Okuma Parçası:
※ ※ ※

ANTİ-MADDE
8 - Anti-Madde ve Ezoterizm
Araştırma ve yazı: |
|
Birbirinin “anti”si iki madde eşit miktardaki yanyana geldiklerinde bilim adamlarının değimi ile birbirlerini imha (annihilate) etmektedirler. Bu annihilate sürecinde ortaya 511 keV’lik1 çok büyük bir enerji, radyasyon şeklinde (genelde gamma ışınları biçiminde) açığa çıkmaktadır.
Anti-madde (AM), evren ilk kurulurken (722 sistemine göre bölünürken) meydana gelen bir maddedir. Madde ile eşit miktarda ortaya çıkmıştır ve bu durum “ortadan bölünme” fikrini çağrıştırdığı için “Bölünen Evren” teorisini doğrular niteliktedir.

※ ※ ※

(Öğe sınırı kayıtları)
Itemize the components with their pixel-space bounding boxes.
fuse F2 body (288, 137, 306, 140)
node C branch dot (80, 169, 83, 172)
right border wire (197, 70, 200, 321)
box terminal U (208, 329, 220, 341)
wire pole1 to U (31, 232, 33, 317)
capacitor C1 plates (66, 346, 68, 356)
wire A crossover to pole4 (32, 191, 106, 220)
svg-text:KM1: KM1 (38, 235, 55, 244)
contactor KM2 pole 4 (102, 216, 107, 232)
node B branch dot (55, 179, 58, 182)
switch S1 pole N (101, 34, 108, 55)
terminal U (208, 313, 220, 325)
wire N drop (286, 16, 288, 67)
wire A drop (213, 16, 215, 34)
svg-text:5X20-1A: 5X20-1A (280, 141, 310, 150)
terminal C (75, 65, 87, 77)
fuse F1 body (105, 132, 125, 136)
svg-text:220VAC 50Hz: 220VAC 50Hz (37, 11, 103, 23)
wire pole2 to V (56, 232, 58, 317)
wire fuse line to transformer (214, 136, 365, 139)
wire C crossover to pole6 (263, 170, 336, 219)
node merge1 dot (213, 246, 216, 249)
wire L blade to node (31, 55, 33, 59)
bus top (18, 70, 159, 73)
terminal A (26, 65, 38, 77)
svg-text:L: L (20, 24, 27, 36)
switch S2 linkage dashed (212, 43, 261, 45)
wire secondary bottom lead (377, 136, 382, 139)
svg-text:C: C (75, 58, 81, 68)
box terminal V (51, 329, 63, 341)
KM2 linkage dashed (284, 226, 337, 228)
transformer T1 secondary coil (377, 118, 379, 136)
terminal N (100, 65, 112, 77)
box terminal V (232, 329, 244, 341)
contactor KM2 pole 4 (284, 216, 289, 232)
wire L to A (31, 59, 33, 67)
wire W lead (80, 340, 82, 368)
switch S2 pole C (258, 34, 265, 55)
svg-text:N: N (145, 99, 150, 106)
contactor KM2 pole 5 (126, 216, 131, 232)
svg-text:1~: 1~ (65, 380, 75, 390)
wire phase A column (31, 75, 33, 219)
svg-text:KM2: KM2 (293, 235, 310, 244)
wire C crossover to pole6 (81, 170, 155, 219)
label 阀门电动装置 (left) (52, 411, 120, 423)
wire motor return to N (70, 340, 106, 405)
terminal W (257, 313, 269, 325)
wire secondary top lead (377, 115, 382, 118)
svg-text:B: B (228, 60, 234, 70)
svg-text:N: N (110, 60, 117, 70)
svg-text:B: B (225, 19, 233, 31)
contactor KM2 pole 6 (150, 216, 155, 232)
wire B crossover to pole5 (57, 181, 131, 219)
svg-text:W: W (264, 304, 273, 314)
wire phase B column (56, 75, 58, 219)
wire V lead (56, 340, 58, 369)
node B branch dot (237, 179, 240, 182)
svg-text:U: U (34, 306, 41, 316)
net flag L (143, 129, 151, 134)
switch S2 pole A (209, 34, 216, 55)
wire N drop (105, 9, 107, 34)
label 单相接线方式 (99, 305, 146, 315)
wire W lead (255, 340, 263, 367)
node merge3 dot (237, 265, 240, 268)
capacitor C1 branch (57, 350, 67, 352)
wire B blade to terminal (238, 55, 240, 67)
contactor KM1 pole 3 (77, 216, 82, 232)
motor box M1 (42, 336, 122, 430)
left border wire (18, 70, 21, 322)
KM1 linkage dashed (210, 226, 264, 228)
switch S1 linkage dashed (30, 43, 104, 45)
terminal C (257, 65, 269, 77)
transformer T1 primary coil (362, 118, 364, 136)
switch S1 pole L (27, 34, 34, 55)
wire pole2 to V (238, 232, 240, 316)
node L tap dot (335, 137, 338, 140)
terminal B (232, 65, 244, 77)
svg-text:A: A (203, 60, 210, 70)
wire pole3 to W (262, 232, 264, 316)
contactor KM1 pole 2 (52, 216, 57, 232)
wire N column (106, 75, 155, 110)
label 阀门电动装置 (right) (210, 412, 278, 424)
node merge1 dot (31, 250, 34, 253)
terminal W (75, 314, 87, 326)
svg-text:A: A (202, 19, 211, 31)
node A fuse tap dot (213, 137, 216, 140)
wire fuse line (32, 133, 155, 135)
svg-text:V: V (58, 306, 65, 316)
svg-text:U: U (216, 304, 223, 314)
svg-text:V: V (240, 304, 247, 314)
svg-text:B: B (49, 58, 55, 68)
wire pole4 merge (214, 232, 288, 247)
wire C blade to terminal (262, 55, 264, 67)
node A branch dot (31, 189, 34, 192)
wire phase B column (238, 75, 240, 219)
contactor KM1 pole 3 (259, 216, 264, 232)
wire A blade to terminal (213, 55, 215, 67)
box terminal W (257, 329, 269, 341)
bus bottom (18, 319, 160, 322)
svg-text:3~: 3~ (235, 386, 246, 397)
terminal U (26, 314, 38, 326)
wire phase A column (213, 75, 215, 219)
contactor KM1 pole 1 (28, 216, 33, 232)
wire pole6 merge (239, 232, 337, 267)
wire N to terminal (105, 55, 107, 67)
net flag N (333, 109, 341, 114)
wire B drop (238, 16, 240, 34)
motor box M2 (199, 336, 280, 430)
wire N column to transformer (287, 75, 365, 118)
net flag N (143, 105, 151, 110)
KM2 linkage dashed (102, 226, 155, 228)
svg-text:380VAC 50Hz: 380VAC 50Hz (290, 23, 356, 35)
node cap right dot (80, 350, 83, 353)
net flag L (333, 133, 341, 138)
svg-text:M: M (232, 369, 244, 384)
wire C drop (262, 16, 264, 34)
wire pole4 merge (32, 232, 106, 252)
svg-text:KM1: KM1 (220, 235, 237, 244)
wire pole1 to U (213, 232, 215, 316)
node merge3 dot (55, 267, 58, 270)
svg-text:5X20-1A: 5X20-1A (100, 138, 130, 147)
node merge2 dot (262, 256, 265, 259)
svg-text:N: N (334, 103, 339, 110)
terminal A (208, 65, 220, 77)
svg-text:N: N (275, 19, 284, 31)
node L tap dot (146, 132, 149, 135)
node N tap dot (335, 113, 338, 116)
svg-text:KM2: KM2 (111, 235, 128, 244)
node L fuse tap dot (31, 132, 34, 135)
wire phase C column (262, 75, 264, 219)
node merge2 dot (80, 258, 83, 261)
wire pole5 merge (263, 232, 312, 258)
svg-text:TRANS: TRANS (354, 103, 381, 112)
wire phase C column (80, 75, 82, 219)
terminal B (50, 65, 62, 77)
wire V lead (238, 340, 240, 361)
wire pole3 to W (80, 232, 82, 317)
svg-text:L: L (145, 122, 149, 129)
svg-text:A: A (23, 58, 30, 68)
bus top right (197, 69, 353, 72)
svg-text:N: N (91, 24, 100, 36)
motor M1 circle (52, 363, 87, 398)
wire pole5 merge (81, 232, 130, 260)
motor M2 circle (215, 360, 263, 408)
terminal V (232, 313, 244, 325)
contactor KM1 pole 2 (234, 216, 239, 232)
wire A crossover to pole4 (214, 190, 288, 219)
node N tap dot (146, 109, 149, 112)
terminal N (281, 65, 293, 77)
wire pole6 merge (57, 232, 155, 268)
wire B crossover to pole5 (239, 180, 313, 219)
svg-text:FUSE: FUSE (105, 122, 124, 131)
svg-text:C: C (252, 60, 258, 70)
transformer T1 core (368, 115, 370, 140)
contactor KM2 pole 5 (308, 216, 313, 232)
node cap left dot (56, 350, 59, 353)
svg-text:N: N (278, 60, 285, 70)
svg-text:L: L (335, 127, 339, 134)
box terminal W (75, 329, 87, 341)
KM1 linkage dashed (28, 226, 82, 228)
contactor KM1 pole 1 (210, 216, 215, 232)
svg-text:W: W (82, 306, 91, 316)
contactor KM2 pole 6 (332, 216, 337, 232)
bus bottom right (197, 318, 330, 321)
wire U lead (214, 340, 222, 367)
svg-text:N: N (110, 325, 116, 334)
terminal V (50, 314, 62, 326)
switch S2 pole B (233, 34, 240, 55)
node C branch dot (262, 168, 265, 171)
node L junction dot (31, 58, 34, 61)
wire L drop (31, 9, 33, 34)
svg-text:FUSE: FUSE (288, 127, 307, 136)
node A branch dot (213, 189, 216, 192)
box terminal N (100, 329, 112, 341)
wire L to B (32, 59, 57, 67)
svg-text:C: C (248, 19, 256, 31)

※ ※ ※

Görevler:
A) Anti-madde metnine göre, birbirinin "anti"si olan iki madde eşit miktarda yan yana gelip birbirini imha ettiğinde ortaya çıkan enerji hangi biçimde açığa çıkmaktadır?
B) Listenin başından başlayıp "wire pole1 to U (31, 232, 33, 317)" ifadesinin yer aldığı satıra kadar (bu satır dahil) olan satırları, "branch dot" yerine "junction dot" yazarak düzenleyin. Diğer her şey aynı kalmalıdır.

Görev Yanıtları:
A) Radyasyon şeklinde, genelde gamma ışınları biçiminde açığa çıkmaktadır.

B)
Itemize the components with their pixel-space bounding boxes.
fuse F2 body (288, 137, 306, 140)
node C junction dot (80, 169, 83, 172)
right border wire (197, 70, 200, 321)
box terminal U (208, 329, 220, 341)
wire pole1 to U (31, 232, 33, 317)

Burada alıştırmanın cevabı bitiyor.